- [Extract provided]

==*==

# End grain cutting board making advice?



## mlau (Apr 28, 2020)

Hey everyone, I want to make an end grain cutting board.

I'll be using a pretty special piece of walnut, part of a log that I salvaged when I first became a dentist.
The log was quartered and air dried for 10 years.
I've saved it for a special project, and now have....plenty of time.

Do you have tips on board making?

I'd tried titebond 3 on my previous board, and it left some yellow residue.
Not sure if I should use epoxy mixed with wood dust?

Also, not sure if you have tips on segment sizing for longterm stability of the board? 

I thought that there was a max size to the chunks, but saw John's unicorn walnut thread: Walnut Unicorn
Yowza! And that's gorgeous!


----------



## McMan (Apr 28, 2020)

A PM to @John Loftis would go a long way here


----------



## mlau (Apr 28, 2020)

Ah! I didn't know there was a PM function on this forum.

Figures, as I still don't know how to use this instagram thing, or TikTok


----------



## M1k3 (Apr 28, 2020)

mlau said:


> Ah! I didn't know there was a PM function on this forum.
> 
> Figures, as I still don't know how to use this instagram thing, or TikTok


The maître d' at my work refers to all social networks as "MyFace"


----------



## John Loftis (Apr 30, 2020)

I can give some basics, but the main constraints are what equipment you have, how 'dialed in' it is, and how well you know how to use it. 

End grain butcher block making is all about precision. Everything needs to be square and tight and clean, or the glue joints will fail. Arguably, the most important tool in a hobbyist's shop for making a butcher block is a jointer (called a planer across the pond, not to be confused with a U.S. 'planer' which they call a 'thicknesser.') 

The jointer is not a machine that casual woodworkers typically own, and it's a surprisingly difficult machine to learn to use well. But it is invaluable in getting a piece of hardwood dead flat with one perfectly square edge. You can't wing it with just a planer and expect to get perfect results. I know there are work-arounds with a planer using sleds and such, but you just won't get great results without a jointer. 

The other key piece of equipment is a good, aggressive sander. In a pinch, you can use something like a Makita belt sander. But your life will be SO much easier if you have (or can access) a drum sander or wide belt sander. Paying a cabinet shop $20 to run a butcher block through their sander will save you hours of hand-sanding. 

In terms of process, there are zillions of video tutorials on the interwebs, but the basics are:
1) make strips of wood flat and square
2) glue those up into a single panel
3) Cross-cut that panel into equal-sized strips (for me, my butcher blocks are 2" thick so I would cut them at 2 3/16" long each)
4) turn the strips 90 degrees so the end grain is facing up. 
5) glue them using Titebond III (epa approved, waterproof, food safe)
6) sand the faces so everything is flat and smooth. Sanding end grain is extremely difficult and time consuming. You won't get there with just a random orbital sander. 

I've invested an obscene amount of money in equipment to help me do what I do efficiently and well, but each butcher block still takes me hours to make. If you start the process with patience, realizing this is not an 'instant gratification' project but something that will take time, you can enjoy the journey.


----------



## mlau (Apr 30, 2020)

Thanks for the tips.


----------

==*==

- [Listed entries]

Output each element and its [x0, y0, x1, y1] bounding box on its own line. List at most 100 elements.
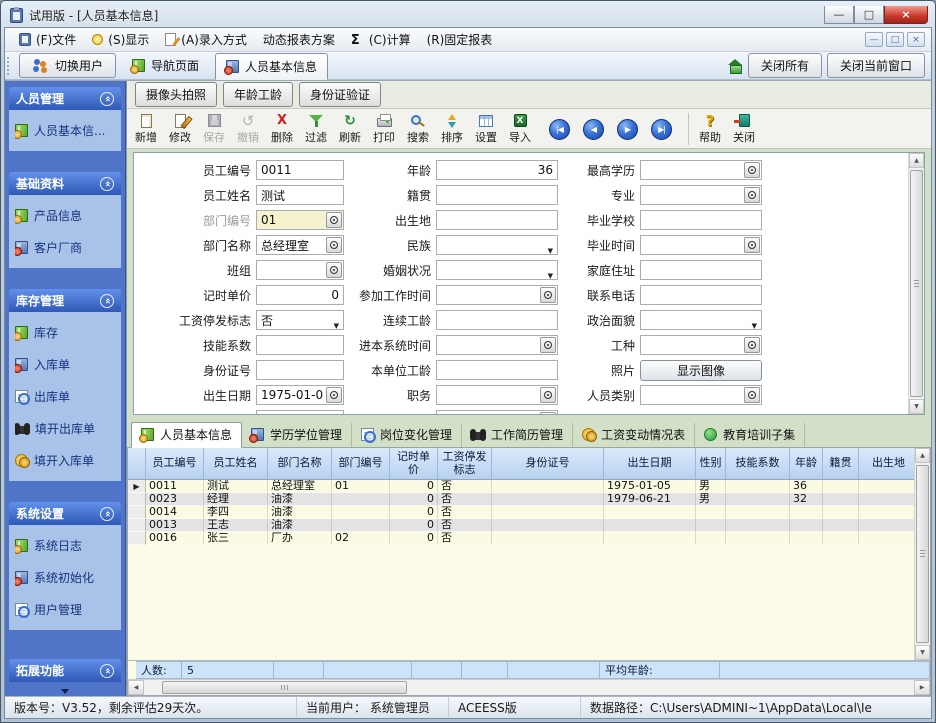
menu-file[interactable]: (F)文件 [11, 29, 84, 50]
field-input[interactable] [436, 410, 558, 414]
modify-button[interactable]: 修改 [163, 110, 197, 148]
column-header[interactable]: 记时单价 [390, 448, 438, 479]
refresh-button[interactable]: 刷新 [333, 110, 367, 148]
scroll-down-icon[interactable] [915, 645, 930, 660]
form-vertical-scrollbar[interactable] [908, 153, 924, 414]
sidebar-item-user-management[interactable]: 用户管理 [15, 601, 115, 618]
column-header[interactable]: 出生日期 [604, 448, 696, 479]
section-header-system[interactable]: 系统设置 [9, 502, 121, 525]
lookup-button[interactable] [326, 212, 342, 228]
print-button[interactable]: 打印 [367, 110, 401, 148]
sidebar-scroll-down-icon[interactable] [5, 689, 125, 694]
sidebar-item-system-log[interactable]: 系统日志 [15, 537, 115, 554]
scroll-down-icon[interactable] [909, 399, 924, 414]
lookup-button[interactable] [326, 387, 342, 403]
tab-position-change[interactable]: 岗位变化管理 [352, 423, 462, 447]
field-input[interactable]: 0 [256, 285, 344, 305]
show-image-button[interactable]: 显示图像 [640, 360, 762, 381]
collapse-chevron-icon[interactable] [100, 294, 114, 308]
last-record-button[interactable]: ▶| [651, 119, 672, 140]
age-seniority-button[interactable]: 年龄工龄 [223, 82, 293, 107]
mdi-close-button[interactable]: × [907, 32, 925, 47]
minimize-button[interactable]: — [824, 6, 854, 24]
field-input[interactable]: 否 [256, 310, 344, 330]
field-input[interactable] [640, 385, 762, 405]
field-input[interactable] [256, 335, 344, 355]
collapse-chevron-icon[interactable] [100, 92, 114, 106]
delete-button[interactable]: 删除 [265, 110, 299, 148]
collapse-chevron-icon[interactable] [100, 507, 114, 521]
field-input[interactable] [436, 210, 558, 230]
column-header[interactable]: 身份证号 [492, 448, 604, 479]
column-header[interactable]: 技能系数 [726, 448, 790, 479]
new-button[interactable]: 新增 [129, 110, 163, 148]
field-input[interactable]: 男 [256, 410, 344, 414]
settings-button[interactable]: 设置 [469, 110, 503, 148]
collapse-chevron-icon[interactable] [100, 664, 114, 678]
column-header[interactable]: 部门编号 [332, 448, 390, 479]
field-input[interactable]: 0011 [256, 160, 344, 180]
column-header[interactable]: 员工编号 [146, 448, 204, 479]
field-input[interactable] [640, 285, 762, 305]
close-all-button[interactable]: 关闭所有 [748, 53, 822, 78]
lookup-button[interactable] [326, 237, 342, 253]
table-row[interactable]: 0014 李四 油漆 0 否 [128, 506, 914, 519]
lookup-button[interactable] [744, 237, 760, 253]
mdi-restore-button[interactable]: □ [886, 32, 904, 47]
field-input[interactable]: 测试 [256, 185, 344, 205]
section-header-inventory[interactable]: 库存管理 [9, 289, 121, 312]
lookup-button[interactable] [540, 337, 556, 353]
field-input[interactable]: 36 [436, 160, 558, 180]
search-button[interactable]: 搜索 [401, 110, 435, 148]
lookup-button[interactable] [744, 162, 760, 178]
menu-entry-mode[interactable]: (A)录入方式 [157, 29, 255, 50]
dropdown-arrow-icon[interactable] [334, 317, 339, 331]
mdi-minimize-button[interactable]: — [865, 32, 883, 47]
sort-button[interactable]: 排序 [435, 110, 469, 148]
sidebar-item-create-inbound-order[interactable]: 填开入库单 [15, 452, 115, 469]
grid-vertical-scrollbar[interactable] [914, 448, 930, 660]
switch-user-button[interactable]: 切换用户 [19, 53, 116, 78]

==*==

- [Task statement] Repeat, word for word, the part of the cutting board thread starting at "Not sure if I" and ending at "And that's gorgeous!". The data has no connection to the cutting board thread.

- [Answer to the exercise]
Not sure if I should use epoxy mixed with wood dust?

Also, not sure if you have tips on segment sizing for longterm stability of the board? 

I thought that there was a max size to the chunks, but saw John's unicorn walnut thread: Walnut Unicorn
Yowza! And that's gorgeous!